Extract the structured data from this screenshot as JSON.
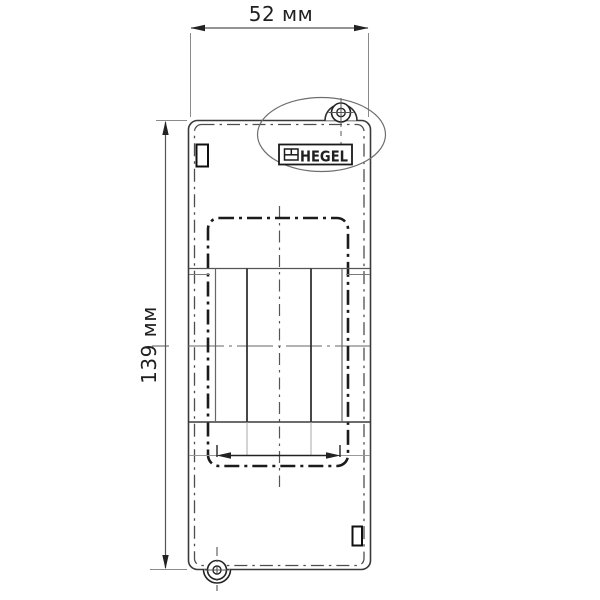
{
  "drawing": {
    "type": "technical-drawing-front-view",
    "brand_label": "HEGEL",
    "dimensions": {
      "width": "52 мм",
      "height": "139 мм"
    },
    "features": {
      "top_fastener": "screw-hole-boss-top",
      "bottom_fastener": "screw-hole-boss-bottom",
      "window_modules": 3,
      "highlight": "ellipse-around-brand-label"
    },
    "colors": {
      "background": "#ffffff",
      "line_dark": "#1b1b1b",
      "line_medium": "#4a4a4a",
      "line_light": "#8a8a8a",
      "text": "#1f1f1f"
    }
  }
}
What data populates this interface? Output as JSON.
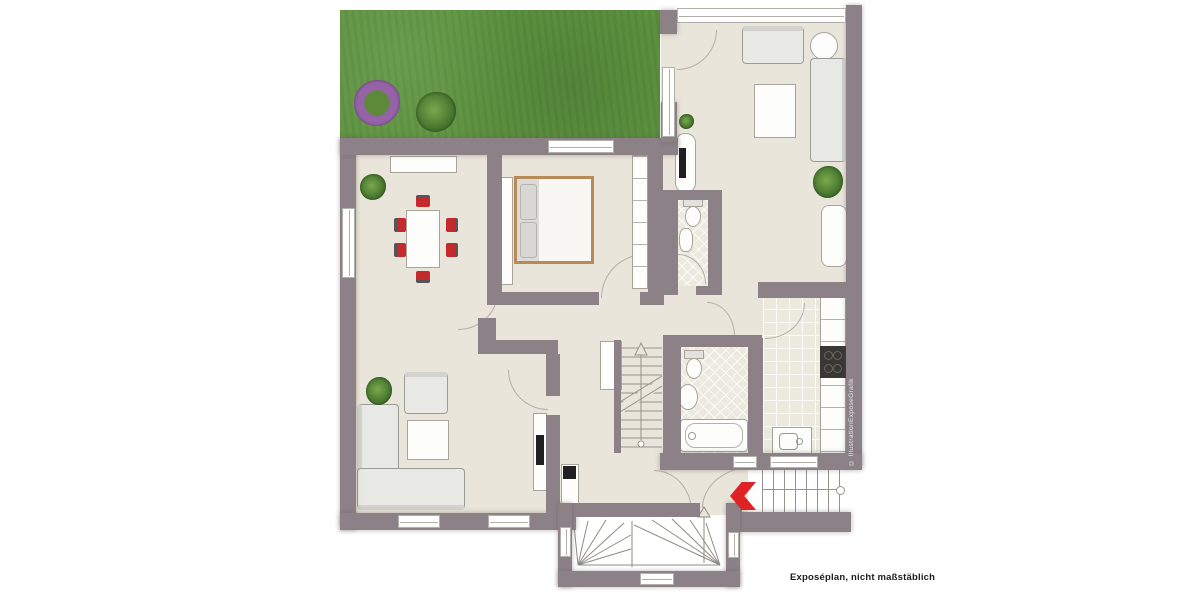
{
  "labels": {
    "footer_note": "Exposéplan, nicht maßstäblich",
    "wall_watermark": "© IllustrationExposeGrafik"
  },
  "markers": {
    "entrance_arrow_icon": "chevron-left-arrow",
    "internal_stairs_icon": "up-arrow",
    "basement_stairs_icon": "up-arrow"
  },
  "colors": {
    "wall": "#8b8187",
    "floor": "#e9e5da",
    "lawn": "#5e9440",
    "tile": "#ece9de",
    "sofa": "#e8e8e4",
    "chair_red": "#c4292b",
    "bed_frame": "#b78a58",
    "arrow_red": "#e02125",
    "line": "#98948c"
  }
}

::::

• Aim: How many of the lines above include the word "screw"? Respond with the number alone.

• Task result: 2